_Your task:_ Below are the records. List every line holding the word "安全生产法".

***** Data listing *****

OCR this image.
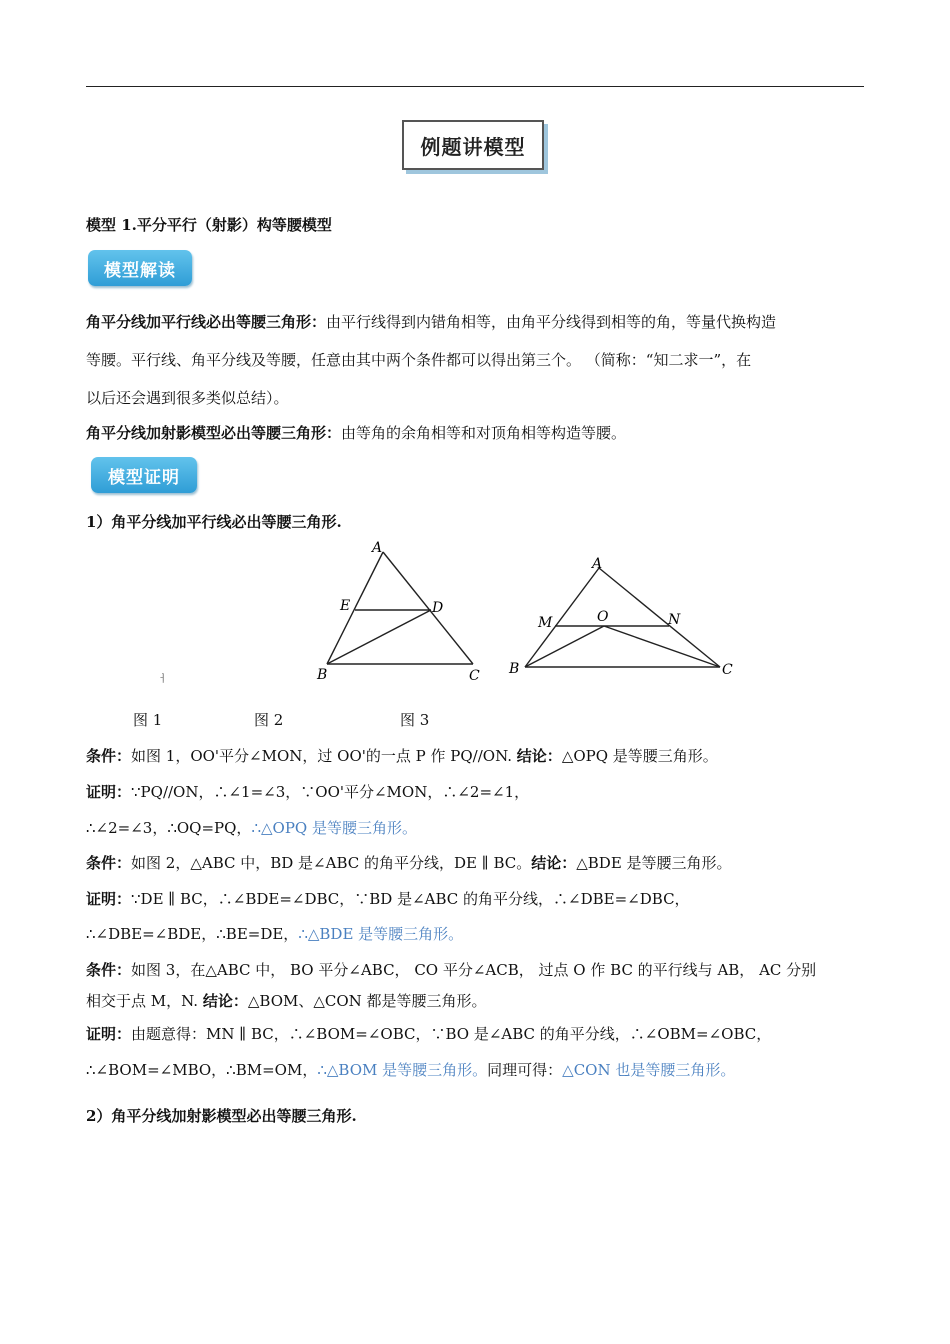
例题讲模型
模型 1.平分平行（射影）构等腰模型
模型解读
角平分线加平行线必出等腰三角形：由平行线得到内错角相等，由角平分线得到相等的角，等量代换构造
等腰。平行线、角平分线及等腰，任意由其中两个条件都可以得出第三个。 （简称：“知二求一”，在
以后还会遇到很多类似总结）。
角平分线加射影模型必出等腰三角形：由等角的余角相等和对顶角相等构造等腰。
模型证明
1）角平分线加平行线必出等腰三角形.
ㅓ
A
E	D
B	C
A
M	O	N
B	C
图 1	图 2	图 3
条件：如图 1，OO'平分∠MON，过 OO'的一点 P 作 PQ//ON. 结论：△OPQ 是等腰三角形。
证明：∵PQ//ON，∴∠1=∠3，∵OO'平分∠MON，∴∠2=∠1，
∴∠2=∠3，∴OQ=PQ，∴△OPQ 是等腰三角形。
条件：如图 2，△ABC 中，BD 是∠ABC 的角平分线，DE ∥ BC。结论：△BDE 是等腰三角形。
证明：∵DE ∥ BC，∴∠BDE=∠DBC，∵BD 是∠ABC 的角平分线，∴∠DBE=∠DBC，
∴∠DBE=∠BDE，∴BE=DE，∴△BDE 是等腰三角形。
条件：如图 3，在△ABC 中， BO 平分∠ABC， CO 平分∠ACB， 过点 O 作 BC 的平行线与 AB， AC 分别
相交于点 M，N. 结论：△BOM、△CON 都是等腰三角形。
证明：由题意得：MN ∥ BC，∴∠BOM=∠OBC，∵BO 是∠ABC 的角平分线，∴∠OBM=∠OBC，
∴∠BOM=∠MBO，∴BM=OM，∴△BOM 是等腰三角形。同理可得：△CON 也是等腰三角形。
2）角平分线加射影模型必出等腰三角形.
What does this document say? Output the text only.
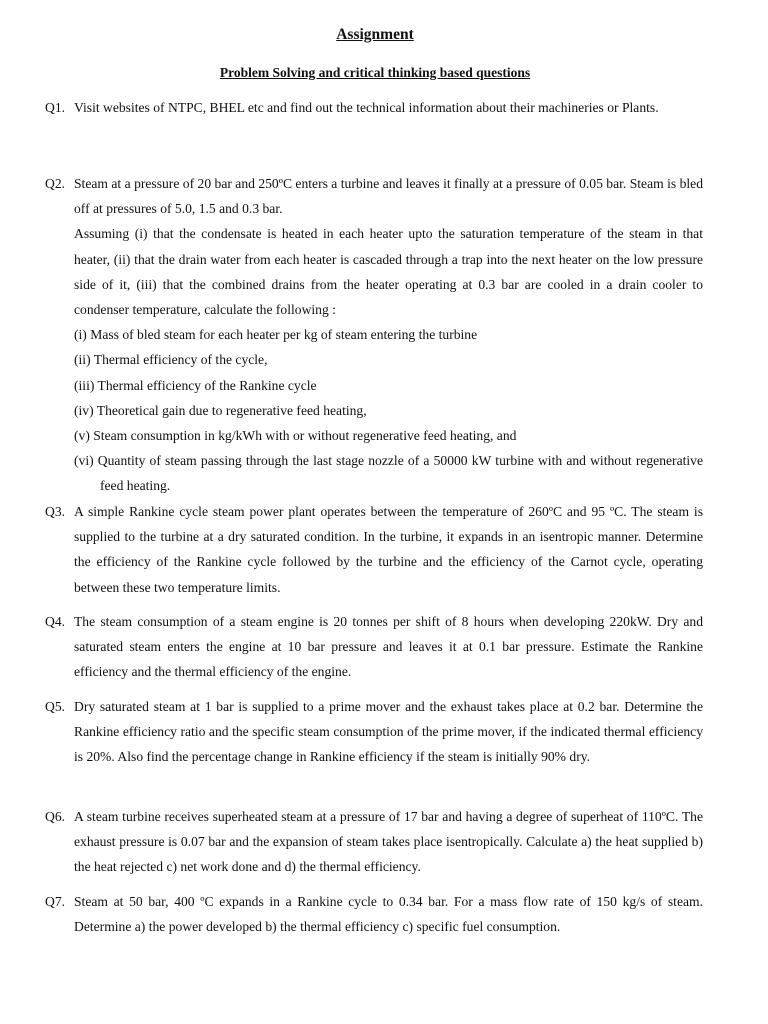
Assignment
Problem Solving and critical thinking based questions
Q1. Visit websites of NTPC, BHEL etc and find out the technical information about their machineries or Plants.

Q2. Steam at a pressure of 20 bar and 250ºC enters a turbine and leaves it finally at a pressure of 0.05 bar. Steam is bled off at pressures of 5.0, 1.5 and 0.3 bar.

Assuming (i) that the condensate is heated in each heater upto the saturation temperature of the steam in that heater, (ii) that the drain water from each heater is cascaded through a trap into the next heater on the low pressure side of it, (iii) that the combined drains from the heater operating at 0.3 bar are cooled in a drain cooler to condenser temperature, calculate the following :

(i) Mass of bled steam for each heater per kg of steam entering the turbine

(ii) Thermal efficiency of the cycle,

(iii) Thermal efficiency of the Rankine cycle

(iv) Theoretical gain due to regenerative feed heating,

(v) Steam consumption in kg/kWh with or without regenerative feed heating, and

(vi) Quantity of steam passing through the last stage nozzle of a 50000 kW turbine with and without regenerative feed heating.

Q3. A simple Rankine cycle steam power plant operates between the temperature of 260ºC and 95 ºC. The steam is supplied to the turbine at a dry saturated condition. In the turbine, it expands in an isentropic manner. Determine the efficiency of the Rankine cycle followed by the turbine and the efficiency of the Carnot cycle, operating between these two temperature limits.

Q4. The steam consumption of a steam engine is 20 tonnes per shift of 8 hours when developing 220kW. Dry and saturated steam enters the engine at 10 bar pressure and leaves it at 0.1 bar pressure. Estimate the Rankine efficiency and the thermal efficiency of the engine.

Q5. Dry saturated steam at 1 bar is supplied to a prime mover and the exhaust takes place at 0.2 bar. Determine the Rankine efficiency ratio and the specific steam consumption of the prime mover, if the indicated thermal efficiency is 20%. Also find the percentage change in Rankine efficiency if the steam is initially 90% dry.

Q6. A steam turbine receives superheated steam at a pressure of 17 bar and having a degree of superheat of 110ºC. The exhaust pressure is 0.07 bar and the expansion of steam takes place isentropically. Calculate a) the heat supplied b) the heat rejected c) net work done and d) the thermal efficiency.

Q7. Steam at 50 bar, 400 ºC expands in a Rankine cycle to 0.34 bar. For a mass flow rate of 150 kg/s of steam. Determine a) the power developed b) the thermal efficiency c) specific fuel consumption.
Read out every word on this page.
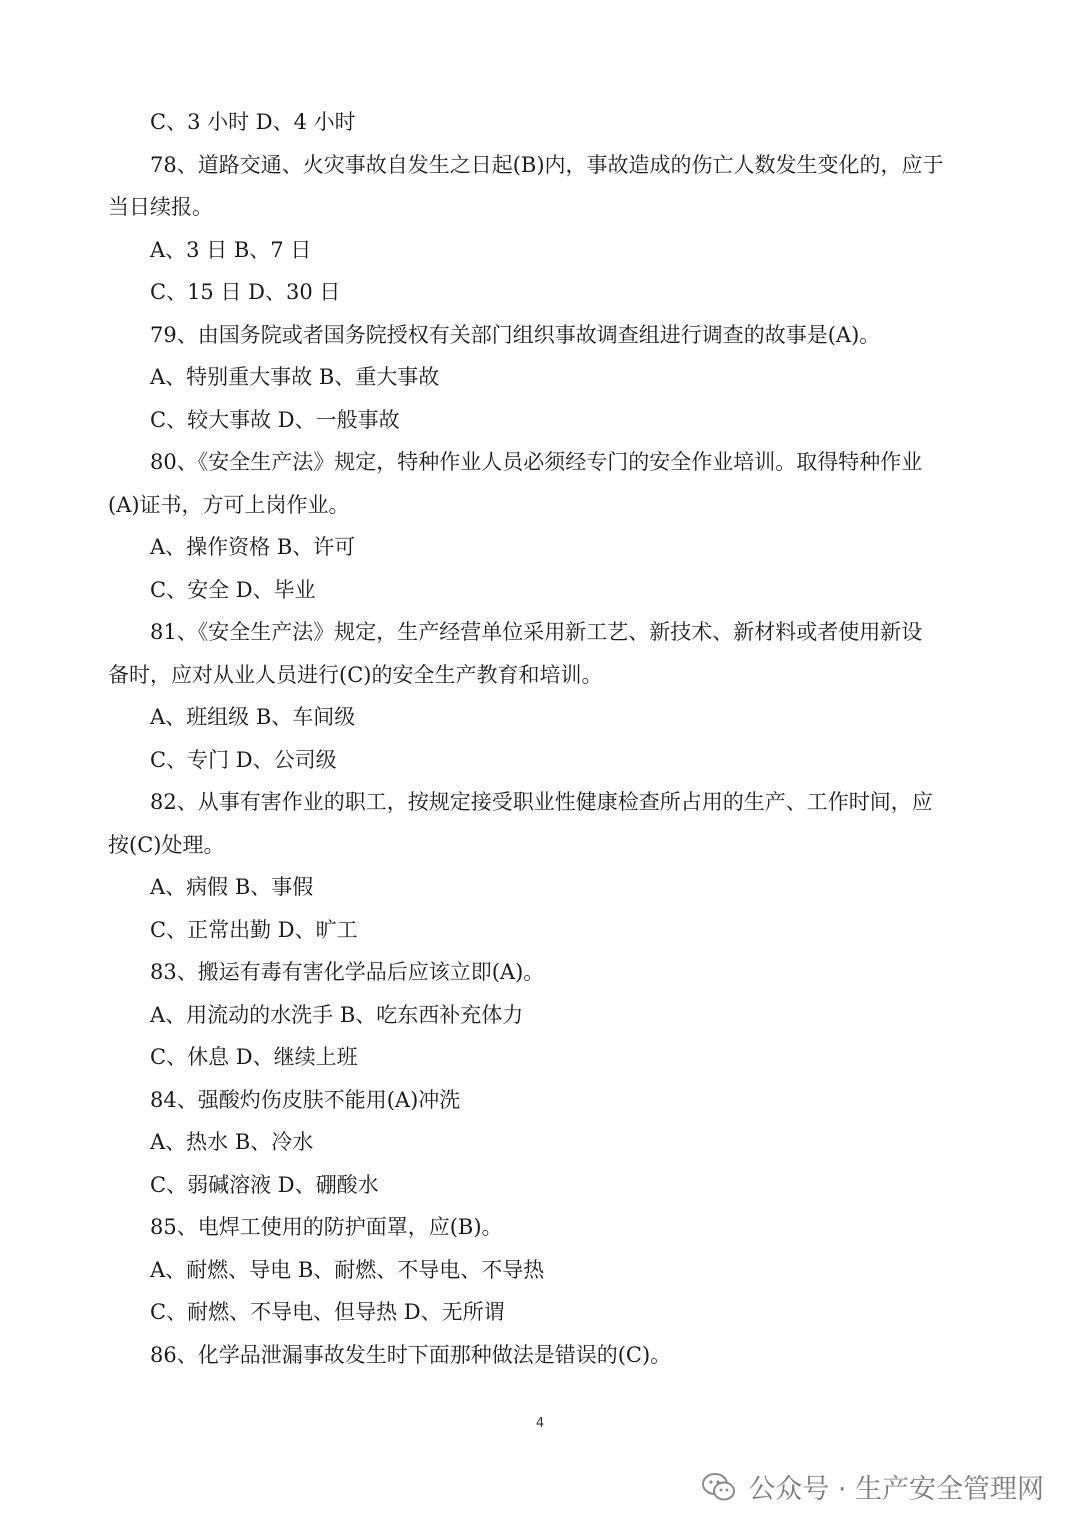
C、3 小时 D、4 小时
78、道路交通、火灾事故自发生之日起(B)内，事故造成的伤亡人数发生变化的，应于
当日续报。
A、3 日 B、7 日
C、15 日 D、30 日
79、由国务院或者国务院授权有关部门组织事故调查组进行调查的故事是(A)。
A、特别重大事故 B、重大事故
C、较大事故 D、一般事故
80、《安全生产法》规定，特种作业人员必须经专门的安全作业培训。取得特种作业
(A)证书，方可上岗作业。
A、操作资格 B、许可
C、安全 D、毕业
81、《安全生产法》规定，生产经营单位采用新工艺、新技术、新材料或者使用新设
备时，应对从业人员进行(C)的安全生产教育和培训。
A、班组级 B、车间级
C、专门 D、公司级
82、从事有害作业的职工，按规定接受职业性健康检查所占用的生产、工作时间，应
按(C)处理。
A、病假 B、事假
C、正常出勤 D、旷工
83、搬运有毒有害化学品后应该立即(A)。
A、用流动的水洗手 B、吃东西补充体力
C、休息 D、继续上班
84、强酸灼伤皮肤不能用(A)冲洗
A、热水 B、冷水
C、弱碱溶液 D、硼酸水
85、电焊工使用的防护面罩，应(B)。
A、耐燃、导电 B、耐燃、不导电、不导热
C、耐燃、不导电、但导热 D、无所谓
86、化学品泄漏事故发生时下面那种做法是错误的(C)。
4
公众号 · 生产安全管理网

*****

_Task response:_
80、《安全生产法》规定，特种作业人员必须经专门的安全作业培训。取得特种作业
81、《安全生产法》规定，生产经营单位采用新工艺、新技术、新材料或者使用新设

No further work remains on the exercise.